◆ **Records contained in a dataset**
________________
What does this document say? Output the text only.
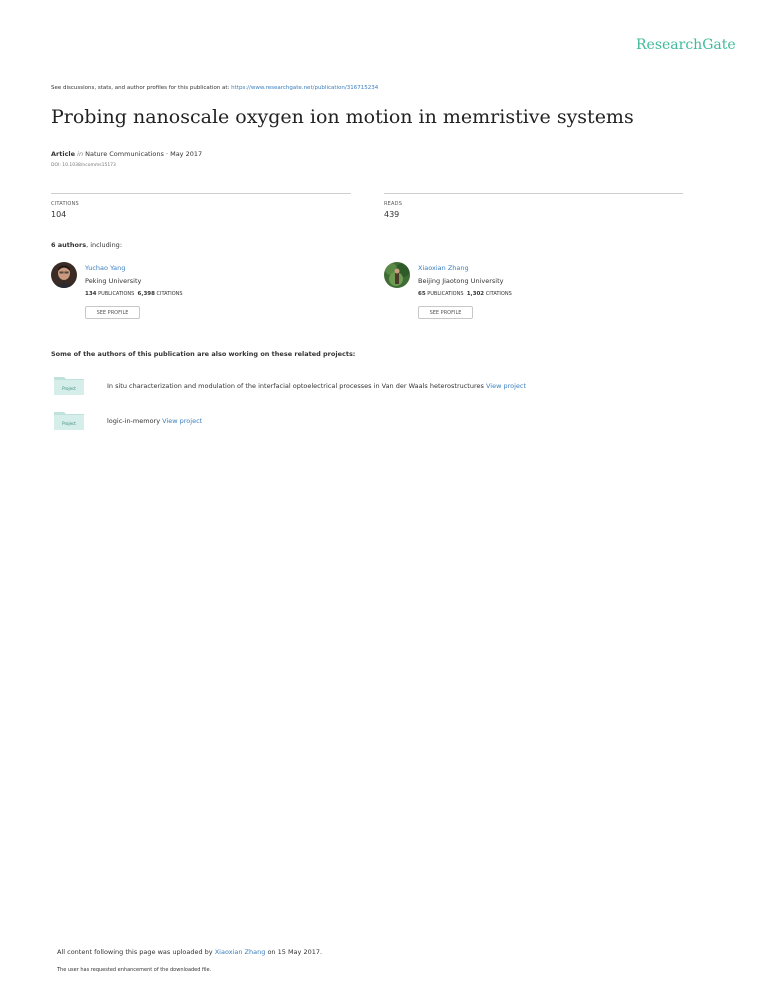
ResearchGate
See discussions, stats, and author profiles for this publication at: https://www.researchgate.net/publication/316715234
Probing nanoscale oxygen ion motion in memristive systems
Article in Nature Communications · May 2017
DOI: 10.1038/ncomms15173
CITATIONS
104
READS
439
6 authors, including:
Yuchao Yang
Peking University
134 PUBLICATIONS 6,398 CITATIONS
SEE PROFILE
Xiaoxian Zhang
Beijing Jiaotong University
65 PUBLICATIONS 1,302 CITATIONS
SEE PROFILE
Some of the authors of this publication are also working on these related projects:
Project	In situ characterization and modulation of the interfacial optoelectrical processes in Van der Waals heterostructures View project
Project	logic-in-memory View project
All content following this page was uploaded by Xiaoxian Zhang on 15 May 2017.
The user has requested enhancement of the downloaded file.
________________
◆ **REQUIRED WORK**
Only a number is wanted: how many lines contain "Zhang"?

◆ **WRITTEN SOLUTION**
2